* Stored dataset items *
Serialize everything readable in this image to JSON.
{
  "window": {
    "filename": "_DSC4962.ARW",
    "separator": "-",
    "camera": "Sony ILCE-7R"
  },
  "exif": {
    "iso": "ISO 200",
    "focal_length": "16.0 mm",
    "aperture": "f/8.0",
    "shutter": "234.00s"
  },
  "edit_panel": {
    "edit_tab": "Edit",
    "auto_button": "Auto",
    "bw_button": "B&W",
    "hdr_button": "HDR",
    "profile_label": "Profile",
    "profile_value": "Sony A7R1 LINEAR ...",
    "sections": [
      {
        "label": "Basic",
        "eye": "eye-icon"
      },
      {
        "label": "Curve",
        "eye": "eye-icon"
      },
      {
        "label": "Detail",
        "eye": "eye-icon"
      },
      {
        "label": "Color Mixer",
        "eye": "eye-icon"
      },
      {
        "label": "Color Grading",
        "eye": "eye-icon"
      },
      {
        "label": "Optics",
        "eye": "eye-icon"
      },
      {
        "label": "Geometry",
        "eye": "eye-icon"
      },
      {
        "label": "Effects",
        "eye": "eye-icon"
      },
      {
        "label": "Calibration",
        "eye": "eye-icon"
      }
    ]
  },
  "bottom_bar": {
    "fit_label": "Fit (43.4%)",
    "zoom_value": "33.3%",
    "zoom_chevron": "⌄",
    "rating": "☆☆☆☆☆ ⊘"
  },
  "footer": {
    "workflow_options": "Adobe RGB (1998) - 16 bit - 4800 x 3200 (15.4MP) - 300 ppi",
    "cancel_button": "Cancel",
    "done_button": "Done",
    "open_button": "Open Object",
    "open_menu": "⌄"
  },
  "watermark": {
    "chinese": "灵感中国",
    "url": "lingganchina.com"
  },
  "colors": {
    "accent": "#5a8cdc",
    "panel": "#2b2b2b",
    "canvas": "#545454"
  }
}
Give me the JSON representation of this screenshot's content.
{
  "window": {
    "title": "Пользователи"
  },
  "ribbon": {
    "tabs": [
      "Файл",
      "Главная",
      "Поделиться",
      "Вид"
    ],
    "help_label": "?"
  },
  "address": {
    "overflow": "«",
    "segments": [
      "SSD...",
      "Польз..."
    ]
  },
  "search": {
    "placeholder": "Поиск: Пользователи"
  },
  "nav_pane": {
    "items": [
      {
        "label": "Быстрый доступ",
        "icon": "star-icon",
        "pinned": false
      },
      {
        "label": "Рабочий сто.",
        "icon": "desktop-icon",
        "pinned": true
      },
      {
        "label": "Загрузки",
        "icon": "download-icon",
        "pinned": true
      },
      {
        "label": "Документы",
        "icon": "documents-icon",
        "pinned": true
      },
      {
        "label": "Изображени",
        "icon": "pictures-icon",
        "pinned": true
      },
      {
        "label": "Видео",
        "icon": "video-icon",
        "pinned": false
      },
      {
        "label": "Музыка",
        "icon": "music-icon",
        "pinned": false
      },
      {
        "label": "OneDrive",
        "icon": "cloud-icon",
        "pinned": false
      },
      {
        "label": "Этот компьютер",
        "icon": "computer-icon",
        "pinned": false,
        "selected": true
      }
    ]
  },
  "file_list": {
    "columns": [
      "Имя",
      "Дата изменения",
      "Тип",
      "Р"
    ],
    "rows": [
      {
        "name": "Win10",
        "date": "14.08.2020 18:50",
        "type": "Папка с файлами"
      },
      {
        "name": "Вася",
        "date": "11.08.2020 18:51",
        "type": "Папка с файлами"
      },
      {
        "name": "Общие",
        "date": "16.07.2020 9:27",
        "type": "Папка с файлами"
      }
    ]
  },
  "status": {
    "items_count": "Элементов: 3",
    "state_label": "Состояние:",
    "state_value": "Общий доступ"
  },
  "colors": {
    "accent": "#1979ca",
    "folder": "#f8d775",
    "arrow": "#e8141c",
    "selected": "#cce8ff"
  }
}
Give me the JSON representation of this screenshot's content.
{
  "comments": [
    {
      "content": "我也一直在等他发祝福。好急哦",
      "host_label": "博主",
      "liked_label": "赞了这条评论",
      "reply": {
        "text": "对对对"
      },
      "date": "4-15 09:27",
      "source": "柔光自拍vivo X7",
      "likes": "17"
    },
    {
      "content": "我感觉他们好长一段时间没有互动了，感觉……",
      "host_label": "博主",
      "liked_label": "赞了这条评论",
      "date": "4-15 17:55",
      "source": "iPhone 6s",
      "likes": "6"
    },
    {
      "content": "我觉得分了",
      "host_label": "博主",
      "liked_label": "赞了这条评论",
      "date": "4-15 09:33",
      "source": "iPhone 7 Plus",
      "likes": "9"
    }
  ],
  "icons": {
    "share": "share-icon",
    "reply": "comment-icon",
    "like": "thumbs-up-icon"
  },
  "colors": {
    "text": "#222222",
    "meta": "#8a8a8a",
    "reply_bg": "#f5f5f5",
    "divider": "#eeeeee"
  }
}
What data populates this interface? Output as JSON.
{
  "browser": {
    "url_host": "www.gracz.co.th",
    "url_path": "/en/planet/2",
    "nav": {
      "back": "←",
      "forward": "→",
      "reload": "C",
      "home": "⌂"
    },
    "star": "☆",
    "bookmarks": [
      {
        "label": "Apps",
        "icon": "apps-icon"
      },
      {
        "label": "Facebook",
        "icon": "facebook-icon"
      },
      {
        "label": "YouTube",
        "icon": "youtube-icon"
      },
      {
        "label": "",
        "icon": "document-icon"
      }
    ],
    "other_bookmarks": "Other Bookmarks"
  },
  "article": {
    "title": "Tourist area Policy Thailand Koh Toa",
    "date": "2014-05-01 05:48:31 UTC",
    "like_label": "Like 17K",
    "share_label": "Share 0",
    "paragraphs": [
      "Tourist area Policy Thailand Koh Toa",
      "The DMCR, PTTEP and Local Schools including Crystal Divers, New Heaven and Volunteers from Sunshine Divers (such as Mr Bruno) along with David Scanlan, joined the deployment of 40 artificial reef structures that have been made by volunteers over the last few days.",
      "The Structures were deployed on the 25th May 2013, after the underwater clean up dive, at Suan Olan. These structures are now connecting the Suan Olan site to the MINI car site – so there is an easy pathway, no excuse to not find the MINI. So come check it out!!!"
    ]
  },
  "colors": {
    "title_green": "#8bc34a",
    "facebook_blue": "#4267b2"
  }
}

* STATED GOAL *
Return the whole listing exactly.

* SOLUTION TO THIS TASK *
Serialize everything readable in this image to JSON.
{
  "window": {
    "filename": "_DSC4962.ARW",
    "separator": "-",
    "camera": "Sony ILCE-7R"
  },
  "exif": {
    "iso": "ISO 200",
    "focal_length": "16.0 mm",
    "aperture": "f/8.0",
    "shutter": "234.00s"
  },
  "edit_panel": {
    "edit_tab": "Edit",
    "auto_button": "Auto",
    "bw_button": "B&W",
    "hdr_button": "HDR",
    "profile_label": "Profile",
    "profile_value": "Sony A7R1 LINEAR ...",
    "sections": [
      {
        "label": "Basic",
        "eye": "eye-icon"
      },
      {
        "label": "Curve",
        "eye": "eye-icon"
      },
      {
        "label": "Detail",
        "eye": "eye-icon"
      },
      {
        "label": "Color Mixer",
        "eye": "eye-icon"
      },
      {
        "label": "Color Grading",
        "eye": "eye-icon"
      },
      {
        "label": "Optics",
        "eye": "eye-icon"
      },
      {
        "label": "Geometry",
        "eye": "eye-icon"
      },
      {
        "label": "Effects",
        "eye": "eye-icon"
      },
      {
        "label": "Calibration",
        "eye": "eye-icon"
      }
    ]
  },
  "bottom_bar": {
    "fit_label": "Fit (43.4%)",
    "zoom_value": "33.3%",
    "zoom_chevron": "⌄",
    "rating": "☆☆☆☆☆ ⊘"
  },
  "footer": {
    "workflow_options": "Adobe RGB (1998) - 16 bit - 4800 x 3200 (15.4MP) - 300 ppi",
    "cancel_button": "Cancel",
    "done_button": "Done",
    "open_button": "Open Object",
    "open_menu": "⌄"
  },
  "watermark": {
    "chinese": "灵感中国",
    "url": "lingganchina.com"
  },
  "colors": {
    "accent": "#5a8cdc",
    "panel": "#2b2b2b",
    "canvas": "#545454"
  }
}
Give me the JSON representation of this screenshot's content.
{
  "window": {
    "title": "Пользователи"
  },
  "ribbon": {
    "tabs": [
      "Файл",
      "Главная",
      "Поделиться",
      "Вид"
    ],
    "help_label": "?"
  },
  "address": {
    "overflow": "«",
    "segments": [
      "SSD...",
      "Польз..."
    ]
  },
  "search": {
    "placeholder": "Поиск: Пользователи"
  },
  "nav_pane": {
    "items": [
      {
        "label": "Быстрый доступ",
        "icon": "star-icon",
        "pinned": false
      },
      {
        "label": "Рабочий сто.",
        "icon": "desktop-icon",
        "pinned": true
      },
      {
        "label": "Загрузки",
        "icon": "download-icon",
        "pinned": true
      },
      {
        "label": "Документы",
        "icon": "documents-icon",
        "pinned": true
      },
      {
        "label": "Изображени",
        "icon": "pictures-icon",
        "pinned": true
      },
      {
        "label": "Видео",
        "icon": "video-icon",
        "pinned": false
      },
      {
        "label": "Музыка",
        "icon": "music-icon",
        "pinned": false
      },
      {
        "label": "OneDrive",
        "icon": "cloud-icon",
        "pinned": false
      },
      {
        "label": "Этот компьютер",
        "icon": "computer-icon",
        "pinned": false,
        "selected": true
      }
    ]
  },
  "file_list": {
    "columns": [
      "Имя",
      "Дата изменения",
      "Тип",
      "Р"
    ],
    "rows": [
      {
        "name": "Win10",
        "date": "14.08.2020 18:50",
        "type": "Папка с файлами"
      },
      {
        "name": "Вася",
        "date": "11.08.2020 18:51",
        "type": "Папка с файлами"
      },
      {
        "name": "Общие",
        "date": "16.07.2020 9:27",
        "type": "Папка с файлами"
      }
    ]
  },
  "status": {
    "items_count": "Элементов: 3",
    "state_label": "Состояние:",
    "state_value": "Общий доступ"
  },
  "colors": {
    "accent": "#1979ca",
    "folder": "#f8d775",
    "arrow": "#e8141c",
    "selected": "#cce8ff"
  }
}
Give me the JSON representation of this screenshot's content.
{
  "comments": [
    {
      "content": "我也一直在等他发祝福。好急哦",
      "host_label": "博主",
      "liked_label": "赞了这条评论",
      "reply": {
        "text": "对对对"
      },
      "date": "4-15 09:27",
      "source": "柔光自拍vivo X7",
      "likes": "17"
    },
    {
      "content": "我感觉他们好长一段时间没有互动了，感觉……",
      "host_label": "博主",
      "liked_label": "赞了这条评论",
      "date": "4-15 17:55",
      "source": "iPhone 6s",
      "likes": "6"
    },
    {
      "content": "我觉得分了",
      "host_label": "博主",
      "liked_label": "赞了这条评论",
      "date": "4-15 09:33",
      "source": "iPhone 7 Plus",
      "likes": "9"
    }
  ],
  "icons": {
    "share": "share-icon",
    "reply": "comment-icon",
    "like": "thumbs-up-icon"
  },
  "colors": {
    "text": "#222222",
    "meta": "#8a8a8a",
    "reply_bg": "#f5f5f5",
    "divider": "#eeeeee"
  }
}
What data populates this interface? Output as JSON.
{
  "browser": {
    "url_host": "www.gracz.co.th",
    "url_path": "/en/planet/2",
    "nav": {
      "back": "←",
      "forward": "→",
      "reload": "C",
      "home": "⌂"
    },
    "star": "☆",
    "bookmarks": [
      {
        "label": "Apps",
        "icon": "apps-icon"
      },
      {
        "label": "Facebook",
        "icon": "facebook-icon"
      },
      {
        "label": "YouTube",
        "icon": "youtube-icon"
      },
      {
        "label": "",
        "icon": "document-icon"
      }
    ],
    "other_bookmarks": "Other Bookmarks"
  },
  "article": {
    "title": "Tourist area Policy Thailand Koh Toa",
    "date": "2014-05-01 05:48:31 UTC",
    "like_label": "Like 17K",
    "share_label": "Share 0",
    "paragraphs": [
      "Tourist area Policy Thailand Koh Toa",
      "The DMCR, PTTEP and Local Schools including Crystal Divers, New Heaven and Volunteers from Sunshine Divers (such as Mr Bruno) along with David Scanlan, joined the deployment of 40 artificial reef structures that have been made by volunteers over the last few days.",
      "The Structures were deployed on the 25th May 2013, after the underwater clean up dive, at Suan Olan. These structures are now connecting the Suan Olan site to the MINI car site – so there is an easy pathway, no excuse to not find the MINI. So come check it out!!!"
    ]
  },
  "colors": {
    "title_green": "#8bc34a",
    "facebook_blue": "#4267b2"
  }
}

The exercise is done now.